§ **Set task**
Each entry below must be repeated word for word.

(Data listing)

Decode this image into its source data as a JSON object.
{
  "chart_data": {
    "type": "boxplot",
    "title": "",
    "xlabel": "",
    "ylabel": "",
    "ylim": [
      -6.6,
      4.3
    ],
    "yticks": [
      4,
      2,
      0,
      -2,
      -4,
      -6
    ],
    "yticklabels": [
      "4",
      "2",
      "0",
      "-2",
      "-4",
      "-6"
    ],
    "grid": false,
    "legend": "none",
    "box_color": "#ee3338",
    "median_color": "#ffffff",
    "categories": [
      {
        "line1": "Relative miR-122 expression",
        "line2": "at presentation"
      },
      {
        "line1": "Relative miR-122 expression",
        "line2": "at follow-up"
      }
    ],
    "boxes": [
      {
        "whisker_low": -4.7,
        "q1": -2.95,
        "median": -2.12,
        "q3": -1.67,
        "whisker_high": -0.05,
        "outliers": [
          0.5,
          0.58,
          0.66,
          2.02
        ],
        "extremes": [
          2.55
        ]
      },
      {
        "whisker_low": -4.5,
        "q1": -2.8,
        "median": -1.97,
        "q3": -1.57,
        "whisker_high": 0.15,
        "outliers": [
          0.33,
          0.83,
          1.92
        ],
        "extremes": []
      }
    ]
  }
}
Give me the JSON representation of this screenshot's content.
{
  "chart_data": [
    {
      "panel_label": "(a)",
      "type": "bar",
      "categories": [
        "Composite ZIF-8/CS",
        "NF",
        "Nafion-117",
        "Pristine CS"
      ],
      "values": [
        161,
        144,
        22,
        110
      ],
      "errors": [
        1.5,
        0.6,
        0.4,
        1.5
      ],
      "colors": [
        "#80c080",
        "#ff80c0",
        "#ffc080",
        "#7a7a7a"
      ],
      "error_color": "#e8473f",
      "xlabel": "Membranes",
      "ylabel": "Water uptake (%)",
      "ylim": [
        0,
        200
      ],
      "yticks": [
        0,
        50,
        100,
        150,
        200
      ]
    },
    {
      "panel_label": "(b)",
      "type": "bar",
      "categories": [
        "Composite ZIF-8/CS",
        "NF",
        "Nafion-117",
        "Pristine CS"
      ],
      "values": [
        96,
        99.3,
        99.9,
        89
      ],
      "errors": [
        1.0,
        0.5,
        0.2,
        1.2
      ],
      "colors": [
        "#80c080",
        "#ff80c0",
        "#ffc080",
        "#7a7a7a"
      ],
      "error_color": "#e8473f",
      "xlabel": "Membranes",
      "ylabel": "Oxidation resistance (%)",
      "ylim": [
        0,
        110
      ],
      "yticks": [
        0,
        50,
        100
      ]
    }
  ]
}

§ **Correct response**
Decode this image into its source data as a JSON object.
{
  "chart_data": {
    "type": "boxplot",
    "title": "",
    "xlabel": "",
    "ylabel": "",
    "ylim": [
      -6.6,
      4.3
    ],
    "yticks": [
      4,
      2,
      0,
      -2,
      -4,
      -6
    ],
    "yticklabels": [
      "4",
      "2",
      "0",
      "-2",
      "-4",
      "-6"
    ],
    "grid": false,
    "legend": "none",
    "box_color": "#ee3338",
    "median_color": "#ffffff",
    "categories": [
      {
        "line1": "Relative miR-122 expression",
        "line2": "at presentation"
      },
      {
        "line1": "Relative miR-122 expression",
        "line2": "at follow-up"
      }
    ],
    "boxes": [
      {
        "whisker_low": -4.7,
        "q1": -2.95,
        "median": -2.12,
        "q3": -1.67,
        "whisker_high": -0.05,
        "outliers": [
          0.5,
          0.58,
          0.66,
          2.02
        ],
        "extremes": [
          2.55
        ]
      },
      {
        "whisker_low": -4.5,
        "q1": -2.8,
        "median": -1.97,
        "q3": -1.57,
        "whisker_high": 0.15,
        "outliers": [
          0.33,
          0.83,
          1.92
        ],
        "extremes": []
      }
    ]
  }
}
Give me the JSON representation of this screenshot's content.
{
  "chart_data": [
    {
      "panel_label": "(a)",
      "type": "bar",
      "categories": [
        "Composite ZIF-8/CS",
        "NF",
        "Nafion-117",
        "Pristine CS"
      ],
      "values": [
        161,
        144,
        22,
        110
      ],
      "errors": [
        1.5,
        0.6,
        0.4,
        1.5
      ],
      "colors": [
        "#80c080",
        "#ff80c0",
        "#ffc080",
        "#7a7a7a"
      ],
      "error_color": "#e8473f",
      "xlabel": "Membranes",
      "ylabel": "Water uptake (%)",
      "ylim": [
        0,
        200
      ],
      "yticks": [
        0,
        50,
        100,
        150,
        200
      ]
    },
    {
      "panel_label": "(b)",
      "type": "bar",
      "categories": [
        "Composite ZIF-8/CS",
        "NF",
        "Nafion-117",
        "Pristine CS"
      ],
      "values": [
        96,
        99.3,
        99.9,
        89
      ],
      "errors": [
        1.0,
        0.5,
        0.2,
        1.2
      ],
      "colors": [
        "#80c080",
        "#ff80c0",
        "#ffc080",
        "#7a7a7a"
      ],
      "error_color": "#e8473f",
      "xlabel": "Membranes",
      "ylabel": "Oxidation resistance (%)",
      "ylim": [
        0,
        110
      ],
      "yticks": [
        0,
        50,
        100
      ]
    }
  ]
}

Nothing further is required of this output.